■ Excerpt from a dataset:
┏━━

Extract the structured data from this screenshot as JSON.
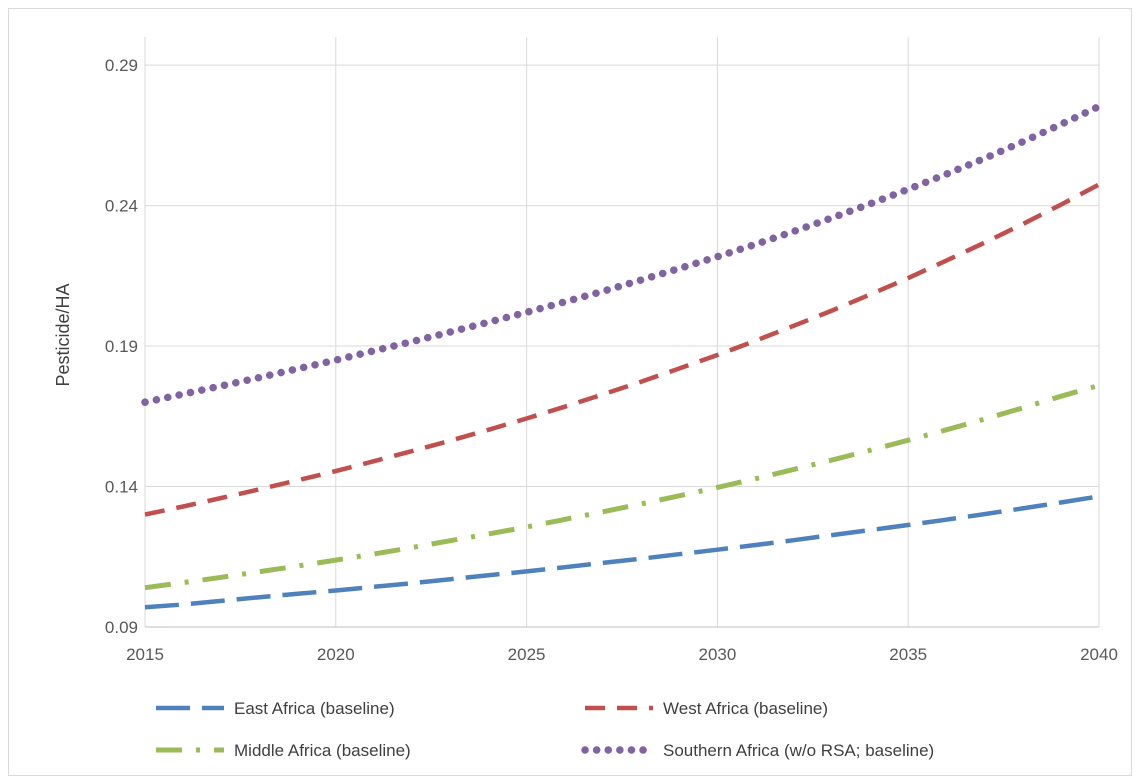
{
  "chart_data": {
    "type": "line",
    "title": "",
    "xlabel": "",
    "ylabel": "Pesticide/HA",
    "xlim": [
      2015,
      2040
    ],
    "ylim": [
      0.09,
      0.3
    ],
    "x_ticks": [
      "2015",
      "2020",
      "2025",
      "2030",
      "2035",
      "2040"
    ],
    "y_ticks": [
      "0.09",
      "0.14",
      "0.19",
      "0.24",
      "0.29"
    ],
    "grid": true,
    "legend_position": "bottom",
    "x": [
      2015,
      2016,
      2017,
      2018,
      2019,
      2020,
      2021,
      2022,
      2023,
      2024,
      2025,
      2026,
      2027,
      2028,
      2029,
      2030,
      2031,
      2032,
      2033,
      2034,
      2035,
      2036,
      2037,
      2038,
      2039,
      2040
    ],
    "series": [
      {
        "name": "East Africa (baseline)",
        "color": "#4f81bd",
        "dash": "long-dash",
        "values": [
          0.097,
          0.098,
          0.0993,
          0.1006,
          0.1018,
          0.103,
          0.1043,
          0.1056,
          0.107,
          0.1084,
          0.1098,
          0.1113,
          0.1128,
          0.1143,
          0.1159,
          0.1175,
          0.1192,
          0.1209,
          0.1227,
          0.1245,
          0.1263,
          0.1282,
          0.1302,
          0.1322,
          0.1343,
          0.1365
        ]
      },
      {
        "name": "West Africa (baseline)",
        "color": "#c0504d",
        "dash": "dash",
        "values": [
          0.13,
          0.1329,
          0.1359,
          0.139,
          0.1422,
          0.1455,
          0.149,
          0.1526,
          0.1563,
          0.1602,
          0.1642,
          0.1684,
          0.1728,
          0.1773,
          0.182,
          0.1868,
          0.1919,
          0.1972,
          0.2026,
          0.2083,
          0.2142,
          0.2204,
          0.2268,
          0.2334,
          0.2403,
          0.2475
        ]
      },
      {
        "name": "Middle Africa (baseline)",
        "color": "#9bbb59",
        "dash": "dash-dot",
        "values": [
          0.104,
          0.1058,
          0.1077,
          0.1097,
          0.1117,
          0.1138,
          0.116,
          0.1183,
          0.1207,
          0.1231,
          0.1256,
          0.1283,
          0.131,
          0.1338,
          0.1367,
          0.1397,
          0.1428,
          0.1461,
          0.1494,
          0.1529,
          0.1565,
          0.1602,
          0.164,
          0.168,
          0.1721,
          0.176
        ]
      },
      {
        "name": "Southern Africa (w/o RSA; baseline)",
        "color": "#8064a2",
        "dash": "dot",
        "values": [
          0.17,
          0.1729,
          0.1758,
          0.1788,
          0.1819,
          0.185,
          0.1883,
          0.1916,
          0.195,
          0.1985,
          0.202,
          0.2057,
          0.2095,
          0.2135,
          0.2176,
          0.2218,
          0.2262,
          0.2308,
          0.2356,
          0.2406,
          0.2458,
          0.2512,
          0.2568,
          0.2627,
          0.2689,
          0.2753
        ]
      }
    ]
  }
}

┗━━

■ EXERCISE INSTRUCTIONS:
Copy out every line from the material above in which the word "baseline" appears.

■ TASK ANSWER:
        "name": "East Africa (baseline)",
        "name": "West Africa (baseline)",
        "name": "Middle Africa (baseline)",
        "name": "Southern Africa (w/o RSA; baseline)",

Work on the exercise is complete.